### Aim
Tally the lines that include the word "Australian" and reply with nothing but the total.
start Supplied material
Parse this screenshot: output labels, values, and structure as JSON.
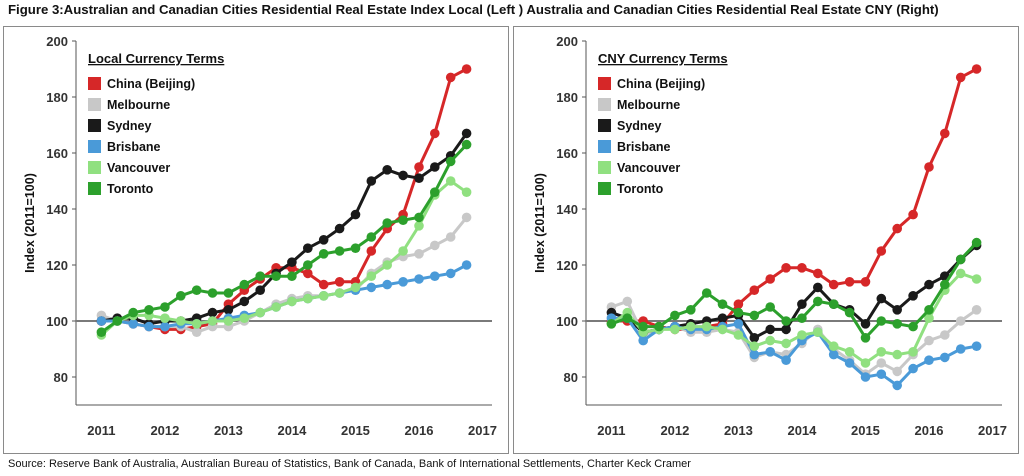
{
  "title": "Figure 3:Australian and Canadian Cities Residential Real Estate Index Local (Left ) Australia and Canadian Cities Residential Real Estate CNY (Right)",
  "source": "Source: Reserve Bank of Australia, Australian Bureau of Statistics, Bank of Canada, Bank of International Settlements, Charter Keck Cramer",
  "chart_data": [
    {
      "type": "line",
      "legend_title": "Local Currency Terms",
      "legend_position": "top-left",
      "ylabel": "Index (2011=100)",
      "xlabel": "",
      "ylim": [
        70,
        200
      ],
      "yticks": [
        80,
        100,
        120,
        140,
        160,
        180,
        200
      ],
      "xlim": [
        2010.6,
        2017.15
      ],
      "xticks": [
        "2011",
        "2012",
        "2013",
        "2014",
        "2015",
        "2016",
        "2017"
      ],
      "reference_line": 100,
      "grid": false,
      "series": [
        {
          "name": "China (Beijing)",
          "color": "#d62728",
          "x": [
            2011.0,
            2011.25,
            2011.5,
            2011.75,
            2012.0,
            2012.25,
            2012.5,
            2012.75,
            2013.0,
            2013.25,
            2013.5,
            2013.75,
            2014.0,
            2014.25,
            2014.5,
            2014.75,
            2015.0,
            2015.25,
            2015.5,
            2015.75,
            2016.0,
            2016.25,
            2016.5,
            2016.75
          ],
          "y": [
            100,
            100,
            99,
            98,
            97,
            97,
            98,
            99,
            106,
            111,
            115,
            119,
            119,
            117,
            113,
            114,
            114,
            125,
            133,
            138,
            155,
            167,
            187,
            190
          ]
        },
        {
          "name": "Melbourne",
          "color": "#c8c8c8",
          "x": [
            2011.0,
            2011.25,
            2011.5,
            2011.75,
            2012.0,
            2012.25,
            2012.5,
            2012.75,
            2013.0,
            2013.25,
            2013.5,
            2013.75,
            2014.0,
            2014.25,
            2014.5,
            2014.75,
            2015.0,
            2015.25,
            2015.5,
            2015.75,
            2016.0,
            2016.25,
            2016.5,
            2016.75
          ],
          "y": [
            102,
            100,
            99,
            98,
            98,
            98,
            96,
            98,
            98,
            100,
            103,
            106,
            108,
            109,
            109,
            110,
            111,
            117,
            121,
            123,
            124,
            127,
            130,
            137
          ]
        },
        {
          "name": "Sydney",
          "color": "#1a1a1a",
          "x": [
            2011.0,
            2011.25,
            2011.5,
            2011.75,
            2012.0,
            2012.25,
            2012.5,
            2012.75,
            2013.0,
            2013.25,
            2013.5,
            2013.75,
            2014.0,
            2014.25,
            2014.5,
            2014.75,
            2015.0,
            2015.25,
            2015.5,
            2015.75,
            2016.0,
            2016.25,
            2016.5,
            2016.75
          ],
          "y": [
            100,
            101,
            101,
            99,
            100,
            100,
            101,
            103,
            104,
            107,
            111,
            117,
            121,
            126,
            129,
            133,
            138,
            150,
            154,
            152,
            151,
            155,
            159,
            167
          ]
        },
        {
          "name": "Brisbane",
          "color": "#4a9ad8",
          "x": [
            2011.0,
            2011.25,
            2011.5,
            2011.75,
            2012.0,
            2012.25,
            2012.5,
            2012.75,
            2013.0,
            2013.25,
            2013.5,
            2013.75,
            2014.0,
            2014.25,
            2014.5,
            2014.75,
            2015.0,
            2015.25,
            2015.5,
            2015.75,
            2016.0,
            2016.25,
            2016.5,
            2016.75
          ],
          "y": [
            100,
            100,
            99,
            98,
            98,
            99,
            99,
            100,
            101,
            102,
            103,
            105,
            107,
            108,
            109,
            110,
            111,
            112,
            113,
            114,
            115,
            116,
            117,
            120
          ]
        },
        {
          "name": "Vancouver",
          "color": "#90e080",
          "x": [
            2011.0,
            2011.25,
            2011.5,
            2011.75,
            2012.0,
            2012.25,
            2012.5,
            2012.75,
            2013.0,
            2013.25,
            2013.5,
            2013.75,
            2014.0,
            2014.25,
            2014.5,
            2014.75,
            2015.0,
            2015.25,
            2015.5,
            2015.75,
            2016.0,
            2016.25,
            2016.5,
            2016.75
          ],
          "y": [
            95,
            100,
            102,
            102,
            101,
            100,
            99,
            100,
            100,
            101,
            103,
            105,
            107,
            108,
            109,
            110,
            112,
            116,
            120,
            125,
            134,
            145,
            150,
            146
          ]
        },
        {
          "name": "Toronto",
          "color": "#2ca02c",
          "x": [
            2011.0,
            2011.25,
            2011.5,
            2011.75,
            2012.0,
            2012.25,
            2012.5,
            2012.75,
            2013.0,
            2013.25,
            2013.5,
            2013.75,
            2014.0,
            2014.25,
            2014.5,
            2014.75,
            2015.0,
            2015.25,
            2015.5,
            2015.75,
            2016.0,
            2016.25,
            2016.5,
            2016.75
          ],
          "y": [
            96,
            100,
            103,
            104,
            105,
            109,
            111,
            110,
            110,
            113,
            116,
            116,
            116,
            120,
            124,
            125,
            126,
            130,
            135,
            136,
            137,
            146,
            157,
            163
          ]
        }
      ]
    },
    {
      "type": "line",
      "legend_title": "CNY Currency Terms",
      "legend_position": "top-left",
      "ylabel": "Index (2011=100)",
      "xlabel": "",
      "ylim": [
        70,
        200
      ],
      "yticks": [
        80,
        100,
        120,
        140,
        160,
        180,
        200
      ],
      "xlim": [
        2010.6,
        2017.15
      ],
      "xticks": [
        "2011",
        "2012",
        "2013",
        "2014",
        "2015",
        "2016",
        "2017"
      ],
      "reference_line": 100,
      "grid": false,
      "series": [
        {
          "name": "China (Beijing)",
          "color": "#d62728",
          "x": [
            2011.0,
            2011.25,
            2011.5,
            2011.75,
            2012.0,
            2012.25,
            2012.5,
            2012.75,
            2013.0,
            2013.25,
            2013.5,
            2013.75,
            2014.0,
            2014.25,
            2014.5,
            2014.75,
            2015.0,
            2015.25,
            2015.5,
            2015.75,
            2016.0,
            2016.25,
            2016.5,
            2016.75
          ],
          "y": [
            100,
            100,
            100,
            98,
            97,
            97,
            98,
            99,
            106,
            111,
            115,
            119,
            119,
            117,
            113,
            114,
            114,
            125,
            133,
            138,
            155,
            167,
            187,
            190
          ]
        },
        {
          "name": "Melbourne",
          "color": "#c8c8c8",
          "x": [
            2011.0,
            2011.25,
            2011.5,
            2011.75,
            2012.0,
            2012.25,
            2012.5,
            2012.75,
            2013.0,
            2013.25,
            2013.5,
            2013.75,
            2014.0,
            2014.25,
            2014.5,
            2014.75,
            2015.0,
            2015.25,
            2015.5,
            2015.75,
            2016.0,
            2016.25,
            2016.5,
            2016.75
          ],
          "y": [
            105,
            107,
            95,
            97,
            98,
            96,
            96,
            97,
            96,
            87,
            89,
            88,
            92,
            97,
            90,
            86,
            81,
            85,
            82,
            88,
            93,
            95,
            100,
            104
          ]
        },
        {
          "name": "Sydney",
          "color": "#1a1a1a",
          "x": [
            2011.0,
            2011.25,
            2011.5,
            2011.75,
            2012.0,
            2012.25,
            2012.5,
            2012.75,
            2013.0,
            2013.25,
            2013.5,
            2013.75,
            2014.0,
            2014.25,
            2014.5,
            2014.75,
            2015.0,
            2015.25,
            2015.5,
            2015.75,
            2016.0,
            2016.25,
            2016.5,
            2016.75
          ],
          "y": [
            103,
            101,
            96,
            97,
            98,
            99,
            100,
            101,
            102,
            94,
            97,
            97,
            106,
            112,
            106,
            104,
            99,
            108,
            104,
            109,
            113,
            116,
            122,
            127
          ]
        },
        {
          "name": "Brisbane",
          "color": "#4a9ad8",
          "x": [
            2011.0,
            2011.25,
            2011.5,
            2011.75,
            2012.0,
            2012.25,
            2012.5,
            2012.75,
            2013.0,
            2013.25,
            2013.5,
            2013.75,
            2014.0,
            2014.25,
            2014.5,
            2014.75,
            2015.0,
            2015.25,
            2015.5,
            2015.75,
            2016.0,
            2016.25,
            2016.5,
            2016.75
          ],
          "y": [
            101,
            101,
            93,
            97,
            98,
            97,
            97,
            98,
            99,
            88,
            89,
            86,
            93,
            96,
            88,
            85,
            80,
            81,
            77,
            83,
            86,
            87,
            90,
            91
          ]
        },
        {
          "name": "Vancouver",
          "color": "#90e080",
          "x": [
            2011.0,
            2011.25,
            2011.5,
            2011.75,
            2012.0,
            2012.25,
            2012.5,
            2012.75,
            2013.0,
            2013.25,
            2013.5,
            2013.75,
            2014.0,
            2014.25,
            2014.5,
            2014.75,
            2015.0,
            2015.25,
            2015.5,
            2015.75,
            2016.0,
            2016.25,
            2016.5,
            2016.75
          ],
          "y": [
            99,
            103,
            96,
            97,
            97,
            98,
            98,
            97,
            95,
            91,
            93,
            92,
            95,
            96,
            91,
            89,
            85,
            89,
            88,
            89,
            101,
            111,
            117,
            115
          ]
        },
        {
          "name": "Toronto",
          "color": "#2ca02c",
          "x": [
            2011.0,
            2011.25,
            2011.5,
            2011.75,
            2012.0,
            2012.25,
            2012.5,
            2012.75,
            2013.0,
            2013.25,
            2013.5,
            2013.75,
            2014.0,
            2014.25,
            2014.5,
            2014.75,
            2015.0,
            2015.25,
            2015.5,
            2015.75,
            2016.0,
            2016.25,
            2016.5,
            2016.75
          ],
          "y": [
            99,
            101,
            98,
            98,
            102,
            104,
            110,
            106,
            103,
            102,
            105,
            100,
            101,
            107,
            106,
            103,
            94,
            100,
            99,
            98,
            104,
            113,
            122,
            128
          ]
        }
      ]
    }
  ]
}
end Supplied material
### Solution
2